Copy out, from the entries below, each line holding the string "значений".
-------- Material --------
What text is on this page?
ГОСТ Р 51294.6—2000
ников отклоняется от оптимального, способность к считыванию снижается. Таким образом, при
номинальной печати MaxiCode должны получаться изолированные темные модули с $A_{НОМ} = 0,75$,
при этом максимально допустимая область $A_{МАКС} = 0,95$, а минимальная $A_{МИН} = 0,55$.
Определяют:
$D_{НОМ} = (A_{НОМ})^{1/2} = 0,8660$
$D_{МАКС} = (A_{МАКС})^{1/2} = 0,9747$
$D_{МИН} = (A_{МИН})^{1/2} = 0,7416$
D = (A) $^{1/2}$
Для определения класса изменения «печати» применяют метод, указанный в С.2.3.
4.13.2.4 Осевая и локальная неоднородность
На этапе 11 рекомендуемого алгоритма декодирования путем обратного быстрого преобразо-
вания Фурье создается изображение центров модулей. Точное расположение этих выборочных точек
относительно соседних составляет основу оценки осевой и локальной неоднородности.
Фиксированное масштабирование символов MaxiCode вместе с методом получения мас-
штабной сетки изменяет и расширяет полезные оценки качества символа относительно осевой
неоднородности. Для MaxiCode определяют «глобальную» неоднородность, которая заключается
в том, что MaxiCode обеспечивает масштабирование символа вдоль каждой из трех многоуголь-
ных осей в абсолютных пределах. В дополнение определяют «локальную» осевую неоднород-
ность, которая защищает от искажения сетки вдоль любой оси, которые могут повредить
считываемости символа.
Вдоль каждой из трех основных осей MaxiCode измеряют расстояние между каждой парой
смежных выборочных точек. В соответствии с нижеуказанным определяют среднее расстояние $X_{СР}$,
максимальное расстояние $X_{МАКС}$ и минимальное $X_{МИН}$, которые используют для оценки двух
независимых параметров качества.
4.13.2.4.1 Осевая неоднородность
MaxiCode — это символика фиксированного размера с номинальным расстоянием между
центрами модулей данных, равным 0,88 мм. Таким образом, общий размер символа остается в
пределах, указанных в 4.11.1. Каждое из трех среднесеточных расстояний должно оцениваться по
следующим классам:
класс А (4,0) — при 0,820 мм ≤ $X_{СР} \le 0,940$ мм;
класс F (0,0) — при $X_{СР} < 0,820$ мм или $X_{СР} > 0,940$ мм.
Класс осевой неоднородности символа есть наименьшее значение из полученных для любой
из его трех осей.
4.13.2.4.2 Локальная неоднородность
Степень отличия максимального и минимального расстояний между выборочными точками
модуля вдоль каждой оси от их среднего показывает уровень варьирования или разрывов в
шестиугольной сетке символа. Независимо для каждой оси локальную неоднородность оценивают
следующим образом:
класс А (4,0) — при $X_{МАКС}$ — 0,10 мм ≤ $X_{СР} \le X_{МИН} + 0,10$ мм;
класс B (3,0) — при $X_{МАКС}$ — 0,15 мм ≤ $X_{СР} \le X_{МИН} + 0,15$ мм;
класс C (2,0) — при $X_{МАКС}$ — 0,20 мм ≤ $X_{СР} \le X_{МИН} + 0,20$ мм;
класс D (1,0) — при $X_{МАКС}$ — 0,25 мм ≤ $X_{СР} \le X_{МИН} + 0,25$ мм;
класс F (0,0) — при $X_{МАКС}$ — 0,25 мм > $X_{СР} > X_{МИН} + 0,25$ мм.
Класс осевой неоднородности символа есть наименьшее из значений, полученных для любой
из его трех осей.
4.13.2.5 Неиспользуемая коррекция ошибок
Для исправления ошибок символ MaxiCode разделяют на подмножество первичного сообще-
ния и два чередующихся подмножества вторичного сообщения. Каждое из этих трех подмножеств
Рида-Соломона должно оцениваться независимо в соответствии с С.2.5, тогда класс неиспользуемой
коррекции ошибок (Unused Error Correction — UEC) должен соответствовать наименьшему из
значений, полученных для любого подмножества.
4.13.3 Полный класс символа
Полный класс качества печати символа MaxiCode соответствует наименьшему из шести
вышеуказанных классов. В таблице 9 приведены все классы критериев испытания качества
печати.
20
--------
* Answer to the exercise:
Класс осевой неоднородности символа есть наименьшее из значений, полученных для любой
значений, полученных для любого подмножества.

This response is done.